All of the entries need to be written out again, exactly as they are.

++++ GIVEN DATA ++++

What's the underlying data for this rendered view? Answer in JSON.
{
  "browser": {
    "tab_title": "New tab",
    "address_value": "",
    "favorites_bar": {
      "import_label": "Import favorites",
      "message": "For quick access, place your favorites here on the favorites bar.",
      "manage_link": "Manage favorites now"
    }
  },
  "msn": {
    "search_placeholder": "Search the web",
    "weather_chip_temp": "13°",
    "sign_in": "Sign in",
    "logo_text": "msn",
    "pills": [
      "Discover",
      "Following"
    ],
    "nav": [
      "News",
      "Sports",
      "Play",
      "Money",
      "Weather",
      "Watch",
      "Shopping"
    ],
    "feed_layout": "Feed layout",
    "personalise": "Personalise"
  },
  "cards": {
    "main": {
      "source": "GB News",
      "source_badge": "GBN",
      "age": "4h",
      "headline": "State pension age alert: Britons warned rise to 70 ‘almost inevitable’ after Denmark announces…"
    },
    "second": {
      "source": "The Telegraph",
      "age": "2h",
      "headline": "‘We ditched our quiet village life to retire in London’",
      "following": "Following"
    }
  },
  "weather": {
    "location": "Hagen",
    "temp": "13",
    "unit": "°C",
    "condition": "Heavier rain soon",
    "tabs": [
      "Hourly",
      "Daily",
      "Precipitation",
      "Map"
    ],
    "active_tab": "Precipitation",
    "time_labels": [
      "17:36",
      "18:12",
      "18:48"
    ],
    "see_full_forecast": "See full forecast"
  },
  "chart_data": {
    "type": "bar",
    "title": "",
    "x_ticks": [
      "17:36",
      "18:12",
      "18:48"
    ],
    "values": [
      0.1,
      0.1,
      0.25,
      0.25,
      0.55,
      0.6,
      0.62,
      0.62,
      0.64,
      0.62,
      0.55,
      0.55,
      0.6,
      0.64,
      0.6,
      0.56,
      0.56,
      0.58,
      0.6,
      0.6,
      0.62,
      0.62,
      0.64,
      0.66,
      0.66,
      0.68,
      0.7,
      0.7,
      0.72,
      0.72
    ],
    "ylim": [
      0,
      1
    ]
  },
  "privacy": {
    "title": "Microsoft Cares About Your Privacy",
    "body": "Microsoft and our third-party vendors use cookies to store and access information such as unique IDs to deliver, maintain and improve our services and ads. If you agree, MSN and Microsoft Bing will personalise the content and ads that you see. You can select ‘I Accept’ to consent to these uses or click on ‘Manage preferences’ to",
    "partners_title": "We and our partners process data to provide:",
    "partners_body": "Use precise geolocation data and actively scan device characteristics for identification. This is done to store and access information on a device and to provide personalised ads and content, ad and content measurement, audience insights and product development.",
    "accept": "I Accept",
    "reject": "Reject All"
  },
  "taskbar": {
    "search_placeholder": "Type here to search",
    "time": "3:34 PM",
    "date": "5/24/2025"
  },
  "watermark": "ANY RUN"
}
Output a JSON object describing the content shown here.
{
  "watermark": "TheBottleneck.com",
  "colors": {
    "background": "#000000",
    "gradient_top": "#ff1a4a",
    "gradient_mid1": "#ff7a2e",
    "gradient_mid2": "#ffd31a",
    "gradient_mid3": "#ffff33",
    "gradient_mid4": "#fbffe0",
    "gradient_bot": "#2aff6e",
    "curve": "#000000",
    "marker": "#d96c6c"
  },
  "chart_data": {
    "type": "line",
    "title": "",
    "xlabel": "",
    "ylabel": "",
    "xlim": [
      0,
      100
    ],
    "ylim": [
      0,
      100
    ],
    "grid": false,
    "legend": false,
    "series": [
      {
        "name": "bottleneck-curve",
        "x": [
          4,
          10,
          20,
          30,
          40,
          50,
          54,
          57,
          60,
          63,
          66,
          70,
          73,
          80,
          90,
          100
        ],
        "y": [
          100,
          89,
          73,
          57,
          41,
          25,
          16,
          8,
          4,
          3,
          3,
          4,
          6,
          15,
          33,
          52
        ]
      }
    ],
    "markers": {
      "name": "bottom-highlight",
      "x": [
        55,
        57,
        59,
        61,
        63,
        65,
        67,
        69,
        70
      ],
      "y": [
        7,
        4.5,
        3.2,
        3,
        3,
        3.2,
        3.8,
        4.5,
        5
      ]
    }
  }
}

++++

__COMPLETE ANSWER__
What's the underlying data for this rendered view? Answer in JSON.
{
  "browser": {
    "tab_title": "New tab",
    "address_value": "",
    "favorites_bar": {
      "import_label": "Import favorites",
      "message": "For quick access, place your favorites here on the favorites bar.",
      "manage_link": "Manage favorites now"
    }
  },
  "msn": {
    "search_placeholder": "Search the web",
    "weather_chip_temp": "13°",
    "sign_in": "Sign in",
    "logo_text": "msn",
    "pills": [
      "Discover",
      "Following"
    ],
    "nav": [
      "News",
      "Sports",
      "Play",
      "Money",
      "Weather",
      "Watch",
      "Shopping"
    ],
    "feed_layout": "Feed layout",
    "personalise": "Personalise"
  },
  "cards": {
    "main": {
      "source": "GB News",
      "source_badge": "GBN",
      "age": "4h",
      "headline": "State pension age alert: Britons warned rise to 70 ‘almost inevitable’ after Denmark announces…"
    },
    "second": {
      "source": "The Telegraph",
      "age": "2h",
      "headline": "‘We ditched our quiet village life to retire in London’",
      "following": "Following"
    }
  },
  "weather": {
    "location": "Hagen",
    "temp": "13",
    "unit": "°C",
    "condition": "Heavier rain soon",
    "tabs": [
      "Hourly",
      "Daily",
      "Precipitation",
      "Map"
    ],
    "active_tab": "Precipitation",
    "time_labels": [
      "17:36",
      "18:12",
      "18:48"
    ],
    "see_full_forecast": "See full forecast"
  },
  "chart_data": {
    "type": "bar",
    "title": "",
    "x_ticks": [
      "17:36",
      "18:12",
      "18:48"
    ],
    "values": [
      0.1,
      0.1,
      0.25,
      0.25,
      0.55,
      0.6,
      0.62,
      0.62,
      0.64,
      0.62,
      0.55,
      0.55,
      0.6,
      0.64,
      0.6,
      0.56,
      0.56,
      0.58,
      0.6,
      0.6,
      0.62,
      0.62,
      0.64,
      0.66,
      0.66,
      0.68,
      0.7,
      0.7,
      0.72,
      0.72
    ],
    "ylim": [
      0,
      1
    ]
  },
  "privacy": {
    "title": "Microsoft Cares About Your Privacy",
    "body": "Microsoft and our third-party vendors use cookies to store and access information such as unique IDs to deliver, maintain and improve our services and ads. If you agree, MSN and Microsoft Bing will personalise the content and ads that you see. You can select ‘I Accept’ to consent to these uses or click on ‘Manage preferences’ to",
    "partners_title": "We and our partners process data to provide:",
    "partners_body": "Use precise geolocation data and actively scan device characteristics for identification. This is done to store and access information on a device and to provide personalised ads and content, ad and content measurement, audience insights and product development.",
    "accept": "I Accept",
    "reject": "Reject All"
  },
  "taskbar": {
    "search_placeholder": "Type here to search",
    "time": "3:34 PM",
    "date": "5/24/2025"
  },
  "watermark": "ANY RUN"
}
Output a JSON object describing the content shown here.
{
  "watermark": "TheBottleneck.com",
  "colors": {
    "background": "#000000",
    "gradient_top": "#ff1a4a",
    "gradient_mid1": "#ff7a2e",
    "gradient_mid2": "#ffd31a",
    "gradient_mid3": "#ffff33",
    "gradient_mid4": "#fbffe0",
    "gradient_bot": "#2aff6e",
    "curve": "#000000",
    "marker": "#d96c6c"
  },
  "chart_data": {
    "type": "line",
    "title": "",
    "xlabel": "",
    "ylabel": "",
    "xlim": [
      0,
      100
    ],
    "ylim": [
      0,
      100
    ],
    "grid": false,
    "legend": false,
    "series": [
      {
        "name": "bottleneck-curve",
        "x": [
          4,
          10,
          20,
          30,
          40,
          50,
          54,
          57,
          60,
          63,
          66,
          70,
          73,
          80,
          90,
          100
        ],
        "y": [
          100,
          89,
          73,
          57,
          41,
          25,
          16,
          8,
          4,
          3,
          3,
          4,
          6,
          15,
          33,
          52
        ]
      }
    ],
    "markers": {
      "name": "bottom-highlight",
      "x": [
        55,
        57,
        59,
        61,
        63,
        65,
        67,
        69,
        70
      ],
      "y": [
        7,
        4.5,
        3.2,
        3,
        3,
        3.2,
        3.8,
        4.5,
        5
      ]
    }
  }
}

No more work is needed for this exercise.